> Exercise details
Output all entries verbatim. Skip pictures.

> Material provided

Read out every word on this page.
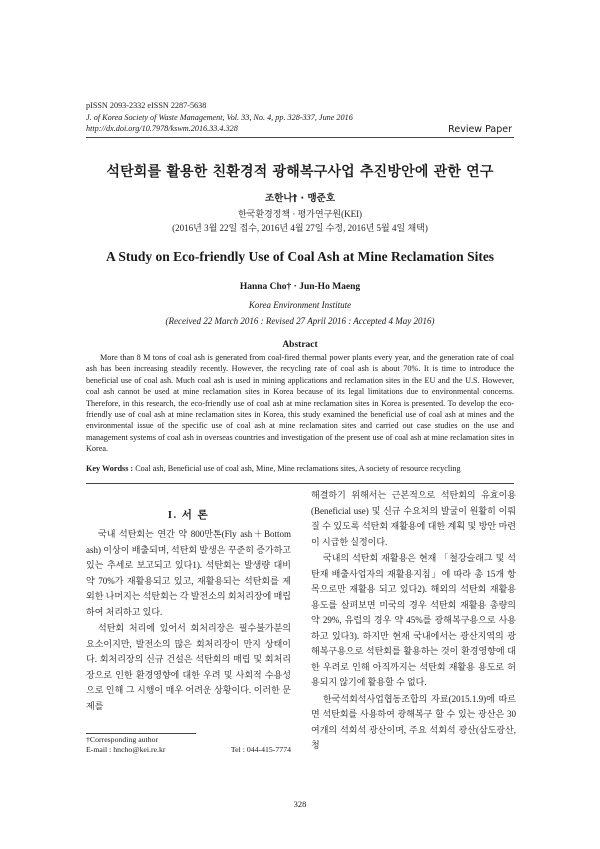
pISSN 2093-2332 eISSN 2287-5638
J. of Korea Society of Waste Management, Vol. 33, No. 4, pp. 328-337, June 2016
http://dx.doi.org/10.7978/kswm.2016.33.4.328	Review Paper
석탄회를 활용한 친환경적 광해복구사업 추진방안에 관한 연구
조한나† · 맹준호
한국환경정책 · 평가연구원(KEI)
(2016년 3월 22일 접수, 2016년 4월 27일 수정, 2016년 5월 4일 채택)
A Study on Eco-friendly Use of Coal Ash at Mine Reclamation Sites
Hanna Cho† · Jun-Ho Maeng
Korea Environment Institute
(Received 22 March 2016 : Revised 27 April 2016 : Accepted 4 May 2016)
Abstract

More than 8 M tons of coal ash is generated from coal-fired thermal power plants every year, and the generation rate of coal ash has been increasing steadily recently. However, the recycling rate of coal ash is about 70%. It is time to introduce the beneficial use of coal ash. Much coal ash is used in mining applications and reclamation sites in the EU and the U.S. However, coal ash cannot be used at mine reclamation sites in Korea because of its legal limitations due to environmental concerns. Therefore, in this research, the eco-friendly use of coal ash at mine reclamation sites in Korea is presented. To develop the eco-friendly use of coal ash at mine reclamation sites in Korea, this study examined the beneficial use of coal ash at mines and the environmental issue of the specific use of coal ash at mine reclamation sites and carried out case studies on the use and management systems of coal ash in overseas countries and investigation of the present use of coal ash at mine reclamation sites in Korea.

Key Wordss : Coal ash, Beneficial use of coal ash, Mine, Mine reclamations sites, A society of resource recycling
I. 서 론

국내 석탄회는 연간 약 800만톤(Fly ash＋Bottom ash) 이상이 배출되며, 석탄회 발생은 꾸준히 증가하고 있는 추세로 보고되고 있다1). 석탄회는 발생량 대비 약 70%가 재활용되고 있고, 재활용되는 석탄회를 제외한 나머지는 석탄회는 각 발전소의 회처리장에 매립하여 처리하고 있다.

석탄회 처리에 있어서 회처리장은 필수불가분의 요소이지만, 발전소의 많은 회처리장이 만지 상태이다. 회처리장의 신규 건설은 석탄회의 매립 및 회처리장으로 인한 환경영향에 대한 우려 및 사회적 수용성으로 인해 그 시행이 매우 어려운 상황이다. 이러한 문제를

해결하기 위해서는 근본적으로 석탄회의 유효이용(Beneficial use) 및 신규 수요처의 발굴이 원활히 이뤄질 수 있도록 석탄회 재활용에 대한 계획 및 방안 마련이 시급한 실정이다.

국내의 석탄회 재활용은 현재 「철강슬래그 및 석탄재 배출사업자의 재활용지침」에 따라 총 15개 항목으로만 재활용 되고 있다2). 해외의 석탄회 재활용 용도를 살펴보면 미국의 경우 석탄회 재활용 총량의 약 29%, 유럽의 경우 약 45%를 광해복구용으로 사용하고 있다3). 하지만 현재 국내에서는 광산지역의 광해복구용으로 석탄회를 활용하는 것이 환경영향에 대한 우려로 인해 아직까지는 석탄회 재활용 용도로 허용되지 않기에 활용할 수 없다.

한국석회석사업협동조합의 자료(2015.1.9)에 따르면 석탄회를 사용하여 광해복구 할 수 있는 광산은 30여개의 석회석 광산이며, 주요 석회석 광산(삼도광산, 청

†Corresponding author
E-mail : hncho@kei.re.kr	Tel : 044-415-7774
328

> Response
Read out every word on this page.
pISSN 2093-2332 eISSN 2287-5638
J. of Korea Society of Waste Management, Vol. 33, No. 4, pp. 328-337, June 2016
http://dx.doi.org/10.7978/kswm.2016.33.4.328	Review Paper
석탄회를 활용한 친환경적 광해복구사업 추진방안에 관한 연구
조한나† · 맹준호
한국환경정책 · 평가연구원(KEI)
(2016년 3월 22일 접수, 2016년 4월 27일 수정, 2016년 5월 4일 채택)
A Study on Eco-friendly Use of Coal Ash at Mine Reclamation Sites
Hanna Cho† · Jun-Ho Maeng
Korea Environment Institute
(Received 22 March 2016 : Revised 27 April 2016 : Accepted 4 May 2016)
Abstract

More than 8 M tons of coal ash is generated from coal-fired thermal power plants every year, and the generation rate of coal ash has been increasing steadily recently. However, the recycling rate of coal ash is about 70%. It is time to introduce the beneficial use of coal ash. Much coal ash is used in mining applications and reclamation sites in the EU and the U.S. However, coal ash cannot be used at mine reclamation sites in Korea because of its legal limitations due to environmental concerns. Therefore, in this research, the eco-friendly use of coal ash at mine reclamation sites in Korea is presented. To develop the eco-friendly use of coal ash at mine reclamation sites in Korea, this study examined the beneficial use of coal ash at mines and the environmental issue of the specific use of coal ash at mine reclamation sites and carried out case studies on the use and management systems of coal ash in overseas countries and investigation of the present use of coal ash at mine reclamation sites in Korea.

Key Wordss : Coal ash, Beneficial use of coal ash, Mine, Mine reclamations sites, A society of resource recycling
I. 서 론

국내 석탄회는 연간 약 800만톤(Fly ash＋Bottom ash) 이상이 배출되며, 석탄회 발생은 꾸준히 증가하고 있는 추세로 보고되고 있다1). 석탄회는 발생량 대비 약 70%가 재활용되고 있고, 재활용되는 석탄회를 제외한 나머지는 석탄회는 각 발전소의 회처리장에 매립하여 처리하고 있다.

석탄회 처리에 있어서 회처리장은 필수불가분의 요소이지만, 발전소의 많은 회처리장이 만지 상태이다. 회처리장의 신규 건설은 석탄회의 매립 및 회처리장으로 인한 환경영향에 대한 우려 및 사회적 수용성으로 인해 그 시행이 매우 어려운 상황이다. 이러한 문제를

해결하기 위해서는 근본적으로 석탄회의 유효이용(Beneficial use) 및 신규 수요처의 발굴이 원활히 이뤄질 수 있도록 석탄회 재활용에 대한 계획 및 방안 마련이 시급한 실정이다.

국내의 석탄회 재활용은 현재 「철강슬래그 및 석탄재 배출사업자의 재활용지침」에 따라 총 15개 항목으로만 재활용 되고 있다2). 해외의 석탄회 재활용 용도를 살펴보면 미국의 경우 석탄회 재활용 총량의 약 29%, 유럽의 경우 약 45%를 광해복구용으로 사용하고 있다3). 하지만 현재 국내에서는 광산지역의 광해복구용으로 석탄회를 활용하는 것이 환경영향에 대한 우려로 인해 아직까지는 석탄회 재활용 용도로 허용되지 않기에 활용할 수 없다.

한국석회석사업협동조합의 자료(2015.1.9)에 따르면 석탄회를 사용하여 광해복구 할 수 있는 광산은 30여개의 석회석 광산이며, 주요 석회석 광산(삼도광산, 청

†Corresponding author
E-mail : hncho@kei.re.kr	Tel : 044-415-7774
328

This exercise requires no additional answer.